### THE EXERCISE
Print all the data, keeping every line exactly as it is.

►

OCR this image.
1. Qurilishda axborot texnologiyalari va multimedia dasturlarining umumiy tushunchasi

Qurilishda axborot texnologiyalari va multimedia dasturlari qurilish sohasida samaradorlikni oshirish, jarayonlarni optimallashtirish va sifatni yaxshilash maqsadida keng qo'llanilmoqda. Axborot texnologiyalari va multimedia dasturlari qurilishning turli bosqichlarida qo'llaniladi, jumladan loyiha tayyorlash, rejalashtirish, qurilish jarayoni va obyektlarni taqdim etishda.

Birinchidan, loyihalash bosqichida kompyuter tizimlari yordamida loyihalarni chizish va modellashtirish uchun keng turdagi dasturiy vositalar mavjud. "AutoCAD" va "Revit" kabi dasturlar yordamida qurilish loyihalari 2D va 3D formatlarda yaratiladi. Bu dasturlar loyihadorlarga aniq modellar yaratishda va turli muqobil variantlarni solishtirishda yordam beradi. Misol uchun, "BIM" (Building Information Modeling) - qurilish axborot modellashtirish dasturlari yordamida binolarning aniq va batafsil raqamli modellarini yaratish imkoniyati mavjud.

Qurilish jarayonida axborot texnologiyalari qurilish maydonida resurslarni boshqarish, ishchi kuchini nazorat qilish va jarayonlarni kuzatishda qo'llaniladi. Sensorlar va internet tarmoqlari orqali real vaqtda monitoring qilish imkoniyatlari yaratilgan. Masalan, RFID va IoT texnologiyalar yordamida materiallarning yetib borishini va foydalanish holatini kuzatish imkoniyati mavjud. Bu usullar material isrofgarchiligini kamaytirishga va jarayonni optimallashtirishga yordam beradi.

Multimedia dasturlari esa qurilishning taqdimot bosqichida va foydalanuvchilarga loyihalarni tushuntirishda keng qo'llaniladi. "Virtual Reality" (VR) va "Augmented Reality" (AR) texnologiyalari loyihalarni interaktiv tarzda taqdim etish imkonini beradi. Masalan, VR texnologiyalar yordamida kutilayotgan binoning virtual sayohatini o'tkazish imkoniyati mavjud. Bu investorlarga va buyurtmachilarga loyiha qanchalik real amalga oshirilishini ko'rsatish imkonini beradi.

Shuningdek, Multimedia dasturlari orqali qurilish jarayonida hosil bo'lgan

◄

### TASK OUTPUT
OCR this image.
1. Qurilishda axborot texnologiyalari va multimedia dasturlarining umumiy tushunchasi

Qurilishda axborot texnologiyalari va multimedia dasturlari qurilish sohasida samaradorlikni oshirish, jarayonlarni optimallashtirish va sifatni yaxshilash maqsadida keng qo'llanilmoqda. Axborot texnologiyalari va multimedia dasturlari qurilishning turli bosqichlarida qo'llaniladi, jumladan loyiha tayyorlash, rejalashtirish, qurilish jarayoni va obyektlarni taqdim etishda.

Birinchidan, loyihalash bosqichida kompyuter tizimlari yordamida loyihalarni chizish va modellashtirish uchun keng turdagi dasturiy vositalar mavjud. "AutoCAD" va "Revit" kabi dasturlar yordamida qurilish loyihalari 2D va 3D formatlarda yaratiladi. Bu dasturlar loyihadorlarga aniq modellar yaratishda va turli muqobil variantlarni solishtirishda yordam beradi. Misol uchun, "BIM" (Building Information Modeling) - qurilish axborot modellashtirish dasturlari yordamida binolarning aniq va batafsil raqamli modellarini yaratish imkoniyati mavjud.

Qurilish jarayonida axborot texnologiyalari qurilish maydonida resurslarni boshqarish, ishchi kuchini nazorat qilish va jarayonlarni kuzatishda qo'llaniladi. Sensorlar va internet tarmoqlari orqali real vaqtda monitoring qilish imkoniyatlari yaratilgan. Masalan, RFID va IoT texnologiyalar yordamida materiallarning yetib borishini va foydalanish holatini kuzatish imkoniyati mavjud. Bu usullar material isrofgarchiligini kamaytirishga va jarayonni optimallashtirishga yordam beradi.

Multimedia dasturlari esa qurilishning taqdimot bosqichida va foydalanuvchilarga loyihalarni tushuntirishda keng qo'llaniladi. "Virtual Reality" (VR) va "Augmented Reality" (AR) texnologiyalari loyihalarni interaktiv tarzda taqdim etish imkonini beradi. Masalan, VR texnologiyalar yordamida kutilayotgan binoning virtual sayohatini o'tkazish imkoniyati mavjud. Bu investorlarga va buyurtmachilarga loyiha qanchalik real amalga oshirilishini ko'rsatish imkonini beradi.

Shuningdek, Multimedia dasturlari orqali qurilish jarayonida hosil bo'lgan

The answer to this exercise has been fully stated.